* Begin Extracted data *

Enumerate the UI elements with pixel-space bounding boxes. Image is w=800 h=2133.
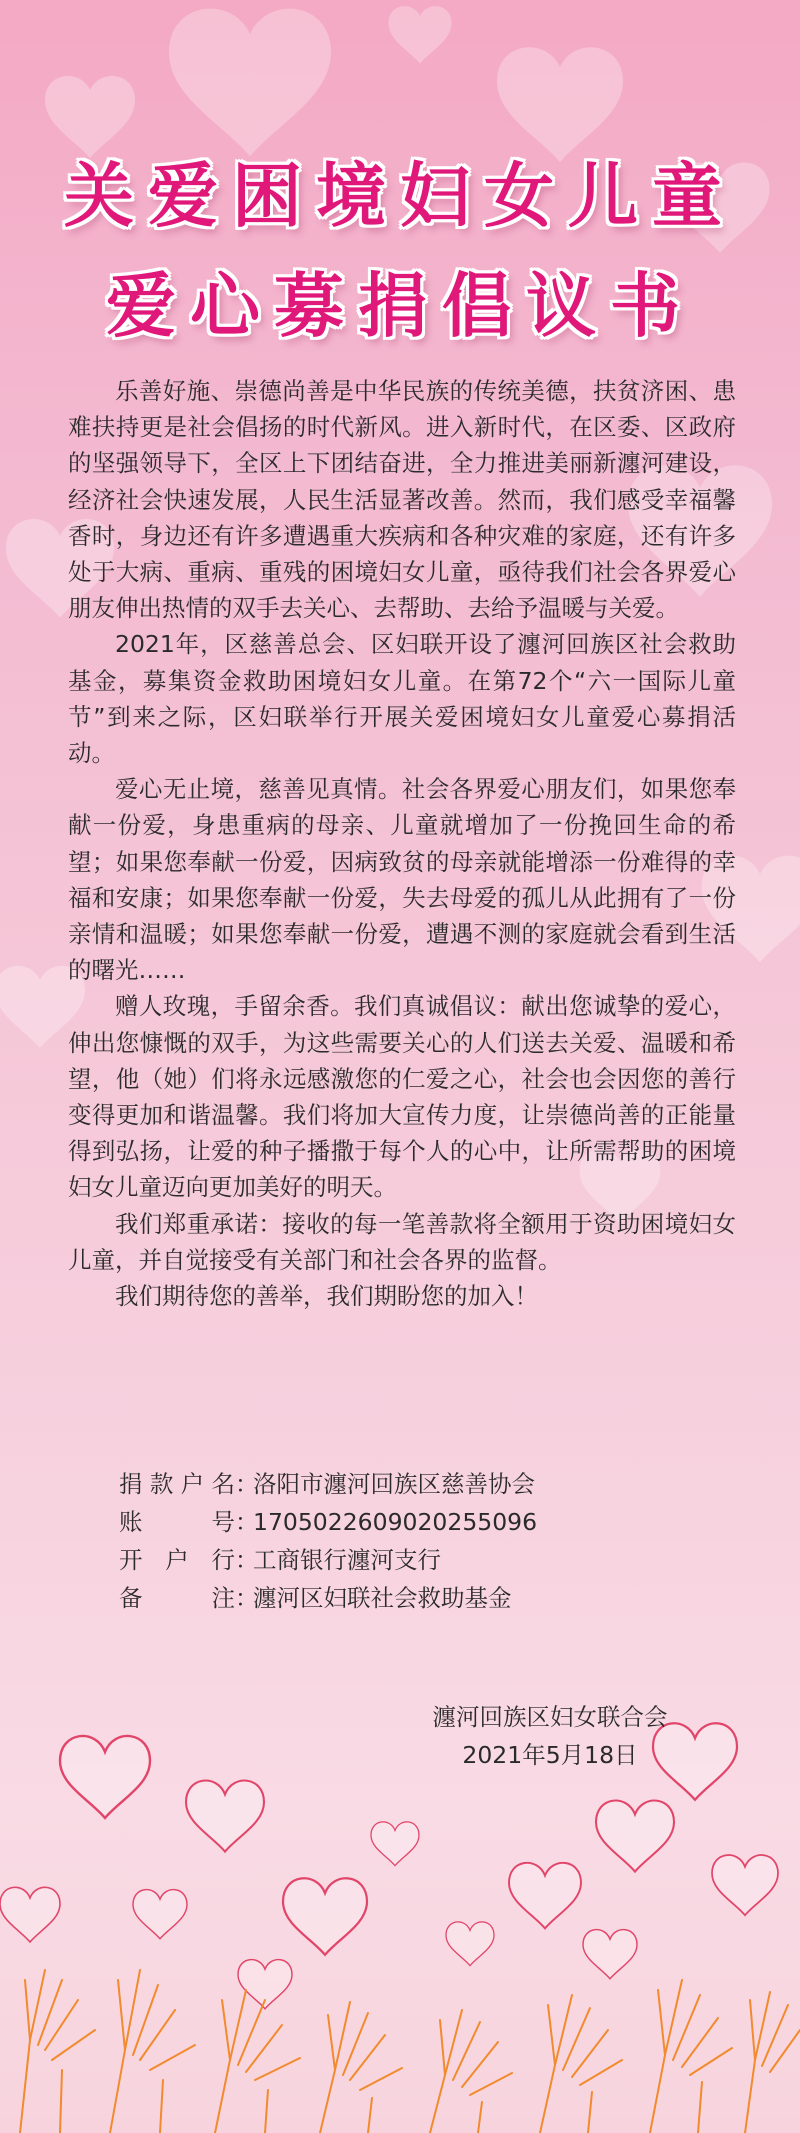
raised-hands-icons xyxy=(20,1970,800,2133)
paragraph: 我们期待您的善举，我们期盼您的加入！ xyxy=(115,1282,538,1311)
bank-label: 开户行 xyxy=(119,1546,235,1574)
paragraph: 爱心无止境，慈善见真情。社会各界爱心朋友们，如果您奉献一份爱，身患重病的母亲、儿童就增加了一份挽回生命的希望；如果您奉献一份爱，因病致贫的母亲就能增添一份难得的幸福和安康；如果您奉献一份爱，失去母爱的孤儿从此拥有了一份亲情和温暖；如果您奉献一份爱，遭遇不测的家庭就会看到生活的曙光…… xyxy=(68,775,736,985)
bank-row: 开户行：工商银行瀍河支行 xyxy=(119,1541,537,1579)
proposal-body xyxy=(68,373,736,1314)
account-number-value: 1705022609020255096 xyxy=(253,1508,538,1536)
account-number-label: 账号 xyxy=(119,1508,235,1536)
remark-row: 备注：瀍河区妇联社会救助基金 xyxy=(119,1579,537,1617)
signature-block xyxy=(420,1698,680,1774)
remark-value: 瀍河区妇联社会救助基金 xyxy=(253,1584,512,1612)
remark-label: 备注 xyxy=(119,1584,235,1612)
account-number-row: 账号：1705022609020255096 xyxy=(119,1503,537,1541)
page-title-line-1: 关爱困境妇女儿童 xyxy=(64,154,736,237)
paragraph: 我们郑重承诺：接收的每一笔善款将全额用于资助困境妇女儿童，并自觉接受有关部门和社会各界的监督。 xyxy=(68,1209,736,1274)
page-title-line-2: 爱心募捐倡议书 xyxy=(106,264,694,347)
donation-account-info xyxy=(119,1465,537,1617)
hands-and-hearts-illustration xyxy=(0,1680,800,2133)
paragraph: 赠人玫瑰，手留余香。我们真诚倡议：献出您诚挚的爱心，伸出您慷慨的双手，为这些需要关心的人们送去关爱、温暖和希望，他（她）们将永远感激您的仁爱之心，社会也会因您的善行变得更加和谐温馨。我们将加大宣传力度，让崇德尚善的正能量得到弘扬，让爱的种子播撒于每个人的心中，让所需帮助的困境妇女儿童迈向更加美好的明天。 xyxy=(68,992,736,1202)
paragraph: 2021年，区慈善总会、区妇联开设了瀍河回族区社会救助基金，募集资金救助困境妇女儿童。在第72个“六一国际儿童节”到来之际，区妇联举行开展关爱困境妇女儿童爱心募捐活动。 xyxy=(68,630,736,768)
account-name-row: 捐款户名：洛阳市瀍河回族区慈善协会 xyxy=(119,1465,537,1503)
account-name-value: 洛阳市瀍河回族区慈善协会 xyxy=(253,1470,535,1498)
bank-value: 工商银行瀍河支行 xyxy=(253,1546,441,1574)
paragraph: 乐善好施、崇德尚善是中华民族的传统美德，扶贫济困、患难扶持更是社会倡扬的时代新风。进入新时代，在区委、区政府的坚强领导下，全区上下团结奋进，全力推进美丽新瀍河建设，经济社会快速发展，人民生活显著改善。然而，我们感受幸福馨香时，身边还有许多遭遇重大疾病和各种灾难的家庭，还有许多处于大病、重病、重残的困境妇女儿童，亟待我们社会各界爱心朋友伸出热情的双手去关心、去帮助、去给予温暖与关爱。 xyxy=(68,377,736,623)
signature-date: 2021年5月18日 xyxy=(462,1741,638,1769)
signature-org: 瀍河回族区妇女联合会 xyxy=(432,1703,668,1731)
account-name-label: 捐款户名 xyxy=(119,1470,235,1498)
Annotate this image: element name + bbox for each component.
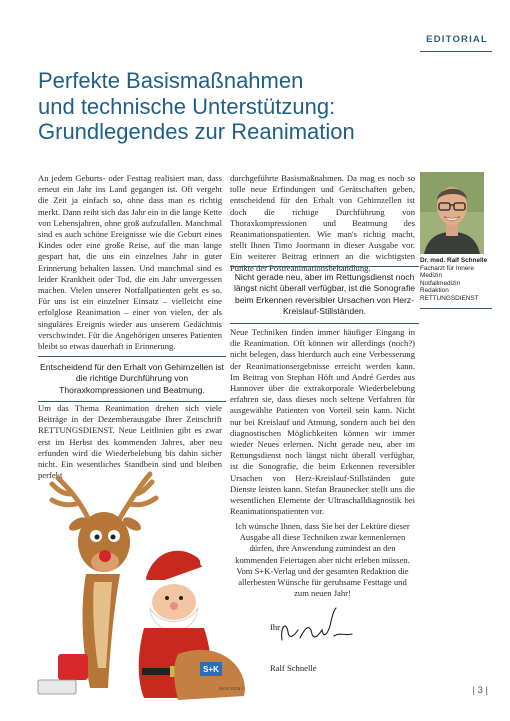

* End Extracted data *

> _Exercise requirements_
Reproduce all the rows above with every "paragraph" swapped for "text-block", keeping everything else the same and omitting the pictures.

> _Reply_
Enumerate the UI elements with pixel-space bounding boxes. Image is w=800 h=2133.
raised-hands-icons xyxy=(20,1970,800,2133)
text-block: 我们期待您的善举，我们期盼您的加入！ xyxy=(115,1282,538,1311)
bank-label: 开户行 xyxy=(119,1546,235,1574)
text-block: 爱心无止境，慈善见真情。社会各界爱心朋友们，如果您奉献一份爱，身患重病的母亲、儿童就增加了一份挽回生命的希望；如果您奉献一份爱，因病致贫的母亲就能增添一份难得的幸福和安康；如果您奉献一份爱，失去母爱的孤儿从此拥有了一份亲情和温暖；如果您奉献一份爱，遭遇不测的家庭就会看到生活的曙光…… xyxy=(68,775,736,985)
bank-row: 开户行：工商银行瀍河支行 xyxy=(119,1541,537,1579)
proposal-body xyxy=(68,373,736,1314)
account-number-value: 1705022609020255096 xyxy=(253,1508,538,1536)
account-number-label: 账号 xyxy=(119,1508,235,1536)
remark-row: 备注：瀍河区妇联社会救助基金 xyxy=(119,1579,537,1617)
signature-block xyxy=(420,1698,680,1774)
remark-value: 瀍河区妇联社会救助基金 xyxy=(253,1584,512,1612)
remark-label: 备注 xyxy=(119,1584,235,1612)
account-number-row: 账号：1705022609020255096 xyxy=(119,1503,537,1541)
page-title-line-1: 关爱困境妇女儿童 xyxy=(64,154,736,237)
text-block: 我们郑重承诺：接收的每一笔善款将全额用于资助困境妇女儿童，并自觉接受有关部门和社会各界的监督。 xyxy=(68,1209,736,1274)
page-title-line-2: 爱心募捐倡议书 xyxy=(106,264,694,347)
donation-account-info xyxy=(119,1465,537,1617)
hands-and-hearts-illustration xyxy=(0,1680,800,2133)
text-block: 赠人玫瑰，手留余香。我们真诚倡议：献出您诚挚的爱心，伸出您慷慨的双手，为这些需要关心的人们送去关爱、温暖和希望，他（她）们将永远感激您的仁爱之心，社会也会因您的善行变得更加和谐温馨。我们将加大宣传力度，让崇德尚善的正能量得到弘扬，让爱的种子播撒于每个人的心中，让所需帮助的困境妇女儿童迈向更加美好的明天。 xyxy=(68,992,736,1202)
text-block: 2021年，区慈善总会、区妇联开设了瀍河回族区社会救助基金，募集资金救助困境妇女儿童。在第72个“六一国际儿童节”到来之际，区妇联举行开展关爱困境妇女儿童爱心募捐活动。 xyxy=(68,630,736,768)
account-name-row: 捐款户名：洛阳市瀍河回族区慈善协会 xyxy=(119,1465,537,1503)
account-name-value: 洛阳市瀍河回族区慈善协会 xyxy=(253,1470,535,1498)
bank-value: 工商银行瀍河支行 xyxy=(253,1546,441,1574)
text-block: 乐善好施、崇德尚善是中华民族的传统美德，扶贫济困、患难扶持更是社会倡扬的时代新风。进入新时代，在区委、区政府的坚强领导下，全区上下团结奋进，全力推进美丽新瀍河建设，经济社会快速发展，人民生活显著改善。然而，我们感受幸福馨香时，身边还有许多遭遇重大疾病和各种灾难的家庭，还有许多处于大病、重病、重残的困境妇女儿童，亟待我们社会各界爱心朋友伸出热情的双手去关心、去帮助、去给予温暖与关爱。 xyxy=(68,377,736,623)
signature-date: 2021年5月18日 xyxy=(462,1741,638,1769)
signature-org: 瀍河回族区妇女联合会 xyxy=(432,1703,668,1731)
account-name-label: 捐款户名 xyxy=(119,1470,235,1498)
Annotate this image: element name + bbox for each component.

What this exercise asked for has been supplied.